▶ [Do this]:
Whenever a line contains the string "Check", copy it out of the entries.

▶ [Source material]:
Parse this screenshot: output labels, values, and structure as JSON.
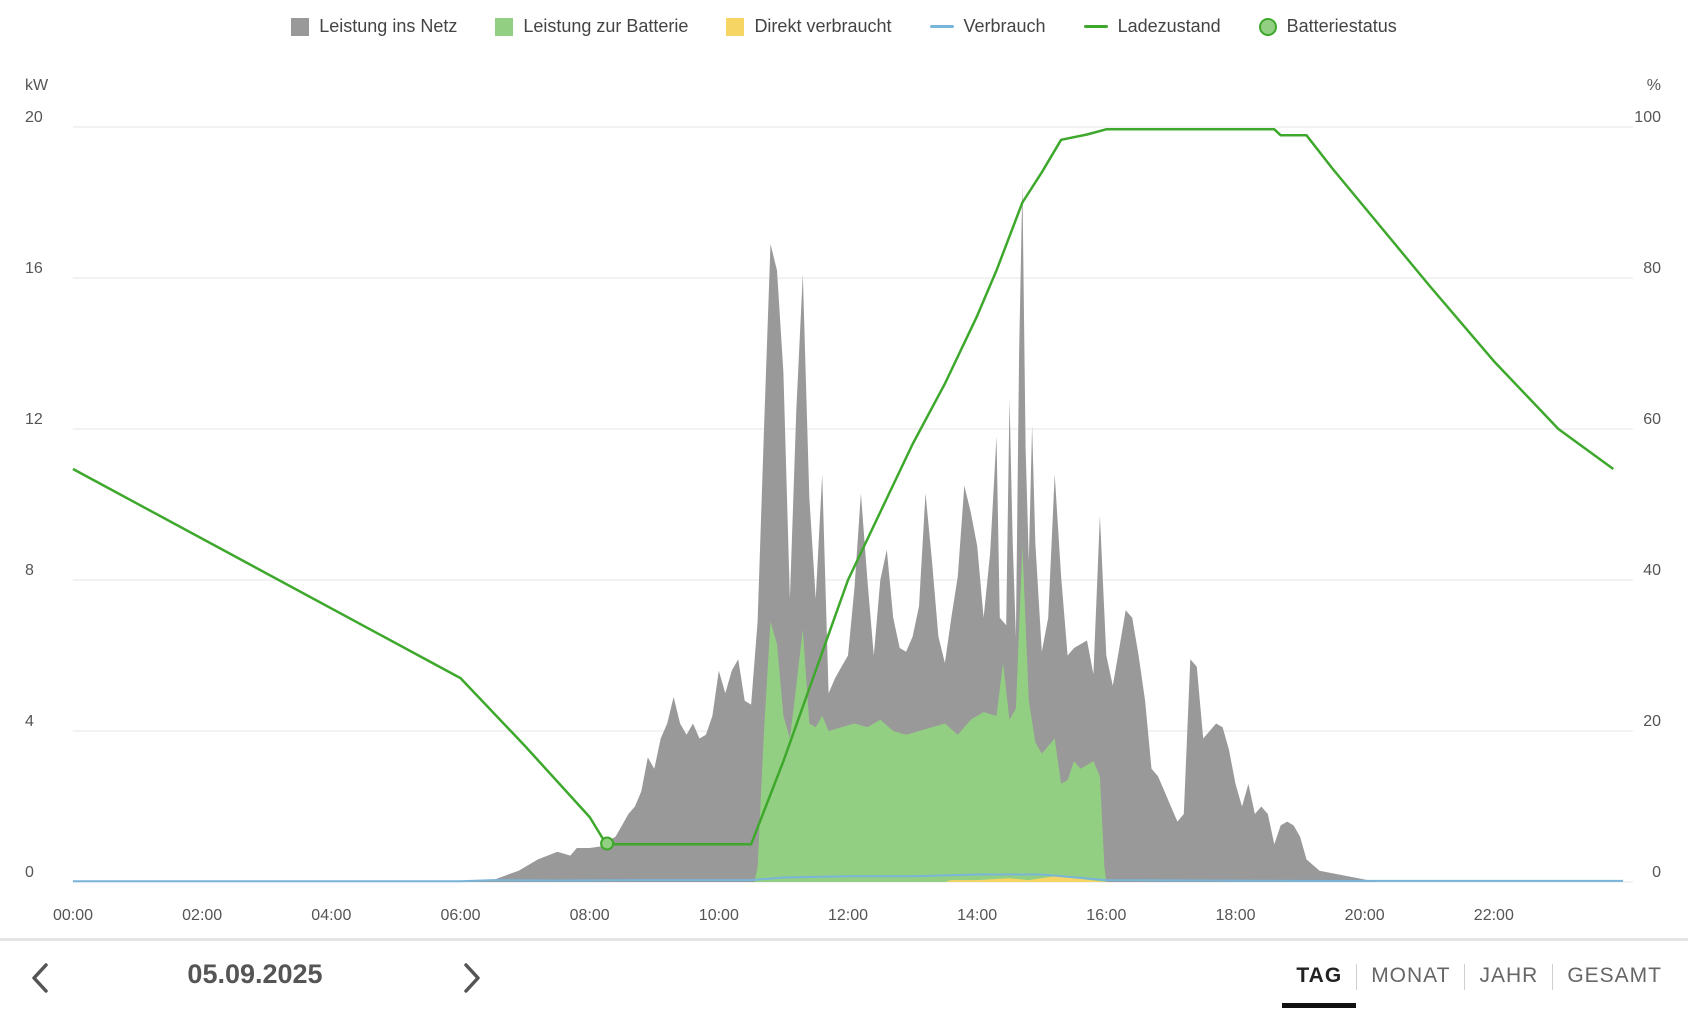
{
  "legend": [
    {
      "label": "Leistung ins Netz",
      "kind": "box",
      "color": "#999999"
    },
    {
      "label": "Leistung zur Batterie",
      "kind": "box",
      "color": "#93cf82"
    },
    {
      "label": "Direkt verbraucht",
      "kind": "box",
      "color": "#f7d565"
    },
    {
      "label": "Verbrauch",
      "kind": "line",
      "color": "#79b4d9"
    },
    {
      "label": "Ladezustand",
      "kind": "line",
      "color": "#3ea82d"
    },
    {
      "label": "Batteriestatus",
      "kind": "dot",
      "color": "#93cf82"
    }
  ],
  "chart_data": {
    "type": "area",
    "left_axis": {
      "unit": "kW",
      "min": 0,
      "max": 20,
      "ticks": [
        "0",
        "4",
        "8",
        "12",
        "16",
        "20"
      ]
    },
    "right_axis": {
      "unit": "%",
      "min": 0,
      "max": 100,
      "ticks": [
        "0",
        "20",
        "40",
        "60",
        "80",
        "100"
      ]
    },
    "x_ticks": [
      "00:00",
      "02:00",
      "04:00",
      "06:00",
      "08:00",
      "10:00",
      "12:00",
      "14:00",
      "16:00",
      "18:00",
      "20:00",
      "22:00"
    ],
    "x_range_hours": [
      0,
      24
    ],
    "grid": "horizontal",
    "legend_position": "top-center",
    "series": [
      {
        "name": "Leistung ins Netz",
        "axis": "left",
        "style": "area",
        "color": "#999999",
        "points": [
          [
            0,
            0
          ],
          [
            6.0,
            0
          ],
          [
            6.5,
            0.05
          ],
          [
            6.9,
            0.3
          ],
          [
            7.2,
            0.6
          ],
          [
            7.5,
            0.8
          ],
          [
            7.7,
            0.7
          ],
          [
            7.8,
            0.9
          ],
          [
            8.0,
            0.9
          ],
          [
            8.2,
            0.95
          ],
          [
            8.3,
            1.1
          ],
          [
            8.4,
            1.2
          ],
          [
            8.5,
            1.5
          ],
          [
            8.6,
            1.8
          ],
          [
            8.7,
            2.0
          ],
          [
            8.8,
            2.4
          ],
          [
            8.9,
            3.3
          ],
          [
            9.0,
            3.0
          ],
          [
            9.1,
            3.8
          ],
          [
            9.2,
            4.2
          ],
          [
            9.3,
            4.9
          ],
          [
            9.4,
            4.2
          ],
          [
            9.5,
            3.9
          ],
          [
            9.6,
            4.2
          ],
          [
            9.7,
            3.8
          ],
          [
            9.8,
            3.9
          ],
          [
            9.9,
            4.4
          ],
          [
            10.0,
            5.6
          ],
          [
            10.1,
            5.0
          ],
          [
            10.2,
            5.6
          ],
          [
            10.3,
            5.9
          ],
          [
            10.4,
            4.8
          ],
          [
            10.5,
            4.7
          ],
          [
            10.6,
            6.9
          ],
          [
            10.7,
            12.0
          ],
          [
            10.8,
            16.9
          ],
          [
            10.9,
            16.2
          ],
          [
            11.0,
            13.5
          ],
          [
            11.1,
            7.5
          ],
          [
            11.2,
            12.5
          ],
          [
            11.3,
            16.1
          ],
          [
            11.4,
            10.2
          ],
          [
            11.5,
            7.5
          ],
          [
            11.6,
            10.8
          ],
          [
            11.7,
            5.0
          ],
          [
            11.8,
            5.4
          ],
          [
            11.9,
            5.7
          ],
          [
            12.0,
            6.0
          ],
          [
            12.1,
            7.8
          ],
          [
            12.2,
            10.3
          ],
          [
            12.3,
            8.0
          ],
          [
            12.4,
            6.0
          ],
          [
            12.5,
            8.0
          ],
          [
            12.6,
            8.8
          ],
          [
            12.7,
            7.0
          ],
          [
            12.8,
            6.2
          ],
          [
            12.9,
            6.1
          ],
          [
            13.0,
            6.5
          ],
          [
            13.1,
            7.3
          ],
          [
            13.2,
            10.3
          ],
          [
            13.3,
            8.5
          ],
          [
            13.4,
            6.5
          ],
          [
            13.5,
            5.8
          ],
          [
            13.6,
            7.0
          ],
          [
            13.7,
            8.1
          ],
          [
            13.8,
            10.5
          ],
          [
            13.9,
            9.8
          ],
          [
            14.0,
            8.9
          ],
          [
            14.1,
            7.0
          ],
          [
            14.2,
            8.7
          ],
          [
            14.3,
            11.8
          ],
          [
            14.35,
            7.0
          ],
          [
            14.45,
            6.8
          ],
          [
            14.5,
            12.8
          ],
          [
            14.55,
            9.0
          ],
          [
            14.6,
            6.5
          ],
          [
            14.65,
            14.0
          ],
          [
            14.7,
            18.5
          ],
          [
            14.75,
            11.5
          ],
          [
            14.8,
            8.5
          ],
          [
            14.85,
            12.1
          ],
          [
            14.9,
            9.0
          ],
          [
            15.0,
            6.1
          ],
          [
            15.1,
            7.0
          ],
          [
            15.2,
            10.8
          ],
          [
            15.3,
            8.1
          ],
          [
            15.4,
            6.0
          ],
          [
            15.5,
            6.2
          ],
          [
            15.6,
            6.3
          ],
          [
            15.7,
            6.4
          ],
          [
            15.8,
            5.5
          ],
          [
            15.9,
            9.7
          ],
          [
            16.0,
            6.0
          ],
          [
            16.1,
            5.2
          ],
          [
            16.2,
            6.2
          ],
          [
            16.3,
            7.2
          ],
          [
            16.4,
            7.0
          ],
          [
            16.5,
            6.0
          ],
          [
            16.6,
            4.8
          ],
          [
            16.7,
            3.0
          ],
          [
            16.8,
            2.8
          ],
          [
            16.9,
            2.4
          ],
          [
            17.0,
            2.0
          ],
          [
            17.1,
            1.6
          ],
          [
            17.2,
            1.8
          ],
          [
            17.3,
            5.9
          ],
          [
            17.4,
            5.7
          ],
          [
            17.5,
            3.8
          ],
          [
            17.6,
            4.0
          ],
          [
            17.7,
            4.2
          ],
          [
            17.8,
            4.1
          ],
          [
            17.9,
            3.5
          ],
          [
            18.0,
            2.6
          ],
          [
            18.1,
            2.0
          ],
          [
            18.2,
            2.6
          ],
          [
            18.3,
            1.8
          ],
          [
            18.4,
            2.0
          ],
          [
            18.5,
            1.8
          ],
          [
            18.6,
            1.0
          ],
          [
            18.7,
            1.5
          ],
          [
            18.8,
            1.6
          ],
          [
            18.9,
            1.5
          ],
          [
            19.0,
            1.2
          ],
          [
            19.1,
            0.6
          ],
          [
            19.3,
            0.3
          ],
          [
            19.6,
            0.2
          ],
          [
            19.9,
            0.1
          ],
          [
            20.2,
            0
          ],
          [
            24,
            0
          ]
        ]
      },
      {
        "name": "Leistung zur Batterie",
        "axis": "left",
        "style": "area",
        "color": "#93cf82",
        "points": [
          [
            0,
            0
          ],
          [
            10.55,
            0
          ],
          [
            10.6,
            0.4
          ],
          [
            10.7,
            4.0
          ],
          [
            10.8,
            6.9
          ],
          [
            10.9,
            6.3
          ],
          [
            11.0,
            4.4
          ],
          [
            11.1,
            3.8
          ],
          [
            11.2,
            5.2
          ],
          [
            11.3,
            6.7
          ],
          [
            11.4,
            4.2
          ],
          [
            11.5,
            4.1
          ],
          [
            11.6,
            4.4
          ],
          [
            11.7,
            4.0
          ],
          [
            11.9,
            4.1
          ],
          [
            12.1,
            4.2
          ],
          [
            12.3,
            4.1
          ],
          [
            12.5,
            4.3
          ],
          [
            12.7,
            4.0
          ],
          [
            12.9,
            3.9
          ],
          [
            13.1,
            4.0
          ],
          [
            13.3,
            4.1
          ],
          [
            13.5,
            4.2
          ],
          [
            13.7,
            3.9
          ],
          [
            13.9,
            4.3
          ],
          [
            14.1,
            4.5
          ],
          [
            14.3,
            4.4
          ],
          [
            14.4,
            5.8
          ],
          [
            14.5,
            4.3
          ],
          [
            14.6,
            4.6
          ],
          [
            14.7,
            8.9
          ],
          [
            14.8,
            4.8
          ],
          [
            14.9,
            3.7
          ],
          [
            15.0,
            3.4
          ],
          [
            15.1,
            3.6
          ],
          [
            15.2,
            3.8
          ],
          [
            15.3,
            2.6
          ],
          [
            15.4,
            2.7
          ],
          [
            15.5,
            3.2
          ],
          [
            15.6,
            3.0
          ],
          [
            15.7,
            3.1
          ],
          [
            15.8,
            3.2
          ],
          [
            15.9,
            2.8
          ],
          [
            15.97,
            0.4
          ],
          [
            16.0,
            0
          ],
          [
            24,
            0
          ]
        ]
      },
      {
        "name": "Direkt verbraucht",
        "axis": "left",
        "style": "area",
        "color": "#f7d565",
        "points": [
          [
            0,
            0
          ],
          [
            13.5,
            0
          ],
          [
            13.6,
            0.05
          ],
          [
            14.0,
            0.05
          ],
          [
            14.5,
            0.1
          ],
          [
            14.8,
            0.05
          ],
          [
            15.2,
            0.15
          ],
          [
            15.5,
            0.1
          ],
          [
            16.0,
            0
          ],
          [
            24,
            0
          ]
        ]
      },
      {
        "name": "Verbrauch",
        "axis": "left",
        "style": "line",
        "color": "#79b4d9",
        "points": [
          [
            0,
            0.02
          ],
          [
            6.0,
            0.02
          ],
          [
            6.5,
            0.05
          ],
          [
            7.5,
            0.04
          ],
          [
            9.0,
            0.05
          ],
          [
            10.5,
            0.05
          ],
          [
            11.0,
            0.12
          ],
          [
            12.0,
            0.15
          ],
          [
            13.0,
            0.15
          ],
          [
            14.0,
            0.2
          ],
          [
            15.0,
            0.2
          ],
          [
            16.0,
            0.05
          ],
          [
            19.0,
            0.03
          ],
          [
            24,
            0.03
          ]
        ]
      },
      {
        "name": "Ladezustand",
        "axis": "right",
        "style": "line",
        "color": "#3ea82d",
        "points": [
          [
            0,
            54.7
          ],
          [
            6.0,
            27.0
          ],
          [
            7.0,
            18.0
          ],
          [
            8.0,
            8.6
          ],
          [
            8.25,
            5.1
          ],
          [
            8.4,
            5.0
          ],
          [
            10.0,
            5.0
          ],
          [
            10.5,
            5.0
          ],
          [
            11.0,
            16.0
          ],
          [
            12.0,
            40.0
          ],
          [
            13.0,
            58.0
          ],
          [
            13.5,
            66.0
          ],
          [
            14.0,
            75.0
          ],
          [
            14.3,
            81.0
          ],
          [
            14.7,
            90.0
          ],
          [
            15.0,
            94.0
          ],
          [
            15.3,
            98.3
          ],
          [
            15.7,
            99.0
          ],
          [
            16.0,
            99.7
          ],
          [
            18.6,
            99.7
          ],
          [
            18.7,
            98.9
          ],
          [
            19.1,
            98.9
          ],
          [
            19.5,
            94.5
          ],
          [
            21.0,
            79.0
          ],
          [
            22.0,
            69.0
          ],
          [
            23.0,
            60.0
          ],
          [
            23.85,
            54.7
          ]
        ]
      }
    ],
    "markers": [
      {
        "name": "Batteriestatus",
        "x": 8.27,
        "y": 5.1,
        "axis": "right",
        "color": "#93cf82"
      }
    ]
  },
  "footer": {
    "date": "05.09.2025",
    "tabs": [
      "TAG",
      "MONAT",
      "JAHR",
      "GESAMT"
    ],
    "active_tab": "TAG"
  }
}
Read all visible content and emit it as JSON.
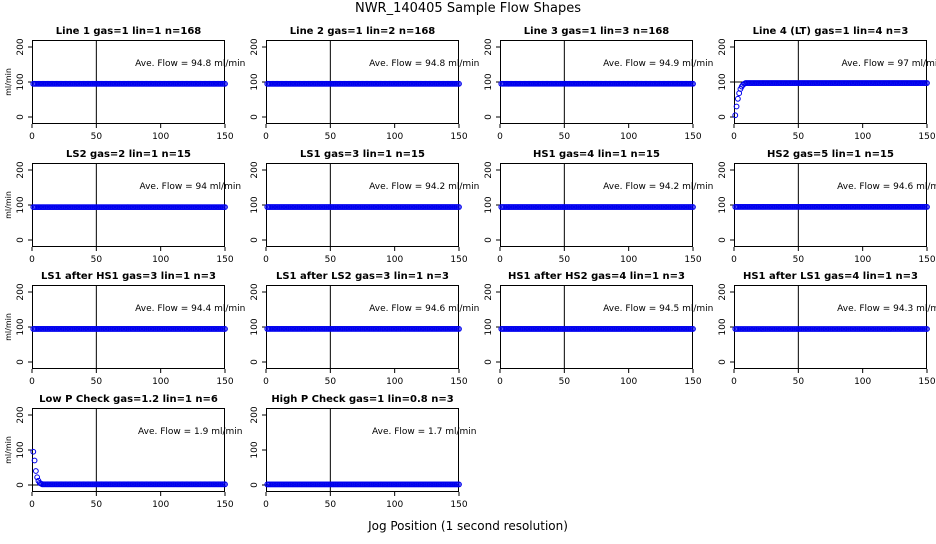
{
  "title": "NWR_140405  Sample Flow Shapes",
  "xlabel": "Jog Position (1 second resolution)",
  "ylabel": "ml/min",
  "colors": {
    "points": "#0000ee",
    "frame": "#000000"
  },
  "chart_data": [
    {
      "type": "scatter",
      "title": "Line 1 gas=1 lin=1 n=168",
      "annotation": "Ave. Flow = 94.8  ml/min",
      "xlim": [
        0,
        150
      ],
      "ylim": [
        -20,
        220
      ],
      "xticks": [
        0,
        50,
        100,
        150
      ],
      "yticks": [
        0,
        100,
        200
      ],
      "hline": 100,
      "vline": 50,
      "profile": {
        "steady": 94.8,
        "start": []
      }
    },
    {
      "type": "scatter",
      "title": "Line 2 gas=1 lin=2 n=168",
      "annotation": "Ave. Flow = 94.8  ml/min",
      "xlim": [
        0,
        150
      ],
      "ylim": [
        -20,
        220
      ],
      "xticks": [
        0,
        50,
        100,
        150
      ],
      "yticks": [
        0,
        100,
        200
      ],
      "hline": 100,
      "vline": 50,
      "profile": {
        "steady": 94.8,
        "start": []
      }
    },
    {
      "type": "scatter",
      "title": "Line 3 gas=1 lin=3 n=168",
      "annotation": "Ave. Flow = 94.9  ml/min",
      "xlim": [
        0,
        150
      ],
      "ylim": [
        -20,
        220
      ],
      "xticks": [
        0,
        50,
        100,
        150
      ],
      "yticks": [
        0,
        100,
        200
      ],
      "hline": 100,
      "vline": 50,
      "profile": {
        "steady": 94.9,
        "start": []
      }
    },
    {
      "type": "scatter",
      "title": "Line 4 (LT) gas=1 lin=4 n=3",
      "annotation": "Ave. Flow = 97  ml/min",
      "xlim": [
        0,
        150
      ],
      "ylim": [
        -20,
        220
      ],
      "xticks": [
        0,
        50,
        100,
        150
      ],
      "yticks": [
        0,
        100,
        200
      ],
      "hline": 100,
      "vline": 50,
      "profile": {
        "steady": 97,
        "start": [
          [
            1,
            5
          ],
          [
            2,
            30
          ],
          [
            3,
            52
          ],
          [
            4,
            68
          ],
          [
            5,
            80
          ],
          [
            6,
            87
          ],
          [
            7,
            92
          ],
          [
            8,
            95
          ]
        ]
      }
    },
    {
      "type": "scatter",
      "title": "LS2 gas=2 lin=1 n=15",
      "annotation": "Ave. Flow = 94  ml/min",
      "xlim": [
        0,
        150
      ],
      "ylim": [
        -20,
        220
      ],
      "xticks": [
        0,
        50,
        100,
        150
      ],
      "yticks": [
        0,
        100,
        200
      ],
      "hline": 100,
      "vline": 50,
      "profile": {
        "steady": 94,
        "start": []
      }
    },
    {
      "type": "scatter",
      "title": "LS1 gas=3 lin=1 n=15",
      "annotation": "Ave. Flow = 94.2  ml/min",
      "xlim": [
        0,
        150
      ],
      "ylim": [
        -20,
        220
      ],
      "xticks": [
        0,
        50,
        100,
        150
      ],
      "yticks": [
        0,
        100,
        200
      ],
      "hline": 100,
      "vline": 50,
      "profile": {
        "steady": 94.2,
        "start": []
      }
    },
    {
      "type": "scatter",
      "title": "HS1 gas=4 lin=1 n=15",
      "annotation": "Ave. Flow = 94.2  ml/min",
      "xlim": [
        0,
        150
      ],
      "ylim": [
        -20,
        220
      ],
      "xticks": [
        0,
        50,
        100,
        150
      ],
      "yticks": [
        0,
        100,
        200
      ],
      "hline": 100,
      "vline": 50,
      "profile": {
        "steady": 94.2,
        "start": []
      }
    },
    {
      "type": "scatter",
      "title": "HS2 gas=5 lin=1 n=15",
      "annotation": "Ave. Flow = 94.6  ml/min",
      "xlim": [
        0,
        150
      ],
      "ylim": [
        -20,
        220
      ],
      "xticks": [
        0,
        50,
        100,
        150
      ],
      "yticks": [
        0,
        100,
        200
      ],
      "hline": 100,
      "vline": 50,
      "profile": {
        "steady": 94.6,
        "start": []
      }
    },
    {
      "type": "scatter",
      "title": "LS1 after HS1 gas=3 lin=1 n=3",
      "annotation": "Ave. Flow = 94.4  ml/min",
      "xlim": [
        0,
        150
      ],
      "ylim": [
        -20,
        220
      ],
      "xticks": [
        0,
        50,
        100,
        150
      ],
      "yticks": [
        0,
        100,
        200
      ],
      "hline": 100,
      "vline": 50,
      "profile": {
        "steady": 94.4,
        "start": []
      }
    },
    {
      "type": "scatter",
      "title": "LS1 after LS2 gas=3 lin=1 n=3",
      "annotation": "Ave. Flow = 94.6  ml/min",
      "xlim": [
        0,
        150
      ],
      "ylim": [
        -20,
        220
      ],
      "xticks": [
        0,
        50,
        100,
        150
      ],
      "yticks": [
        0,
        100,
        200
      ],
      "hline": 100,
      "vline": 50,
      "profile": {
        "steady": 94.6,
        "start": []
      }
    },
    {
      "type": "scatter",
      "title": "HS1 after HS2 gas=4 lin=1 n=3",
      "annotation": "Ave. Flow = 94.5  ml/min",
      "xlim": [
        0,
        150
      ],
      "ylim": [
        -20,
        220
      ],
      "xticks": [
        0,
        50,
        100,
        150
      ],
      "yticks": [
        0,
        100,
        200
      ],
      "hline": 100,
      "vline": 50,
      "profile": {
        "steady": 94.5,
        "start": []
      }
    },
    {
      "type": "scatter",
      "title": "HS1 after LS1 gas=4 lin=1 n=3",
      "annotation": "Ave. Flow = 94.3  ml/min",
      "xlim": [
        0,
        150
      ],
      "ylim": [
        -20,
        220
      ],
      "xticks": [
        0,
        50,
        100,
        150
      ],
      "yticks": [
        0,
        100,
        200
      ],
      "hline": 100,
      "vline": 50,
      "profile": {
        "steady": 94.3,
        "start": []
      }
    },
    {
      "type": "scatter",
      "title": "Low P Check gas=1.2 lin=1 n=6",
      "annotation": "Ave. Flow = 1.9  ml/min",
      "xlim": [
        0,
        150
      ],
      "ylim": [
        -20,
        220
      ],
      "xticks": [
        0,
        50,
        100,
        150
      ],
      "yticks": [
        0,
        100,
        200
      ],
      "hline": 0,
      "vline": 50,
      "profile": {
        "steady": 1.9,
        "start": [
          [
            1,
            95
          ],
          [
            2,
            70
          ],
          [
            3,
            40
          ],
          [
            4,
            22
          ],
          [
            5,
            12
          ],
          [
            6,
            6
          ],
          [
            7,
            4
          ]
        ]
      }
    },
    {
      "type": "scatter",
      "title": "High P Check gas=1 lin=0.8 n=3",
      "annotation": "Ave. Flow = 1.7  ml/min",
      "xlim": [
        0,
        150
      ],
      "ylim": [
        -20,
        220
      ],
      "xticks": [
        0,
        50,
        100,
        150
      ],
      "yticks": [
        0,
        100,
        200
      ],
      "hline": 0,
      "vline": 50,
      "profile": {
        "steady": 1.7,
        "start": []
      }
    }
  ]
}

▶ [Written response]:
      "title": "Low P Check gas=1.2 lin=1 n=6",
      "title": "High P Check gas=1 lin=0.8 n=3",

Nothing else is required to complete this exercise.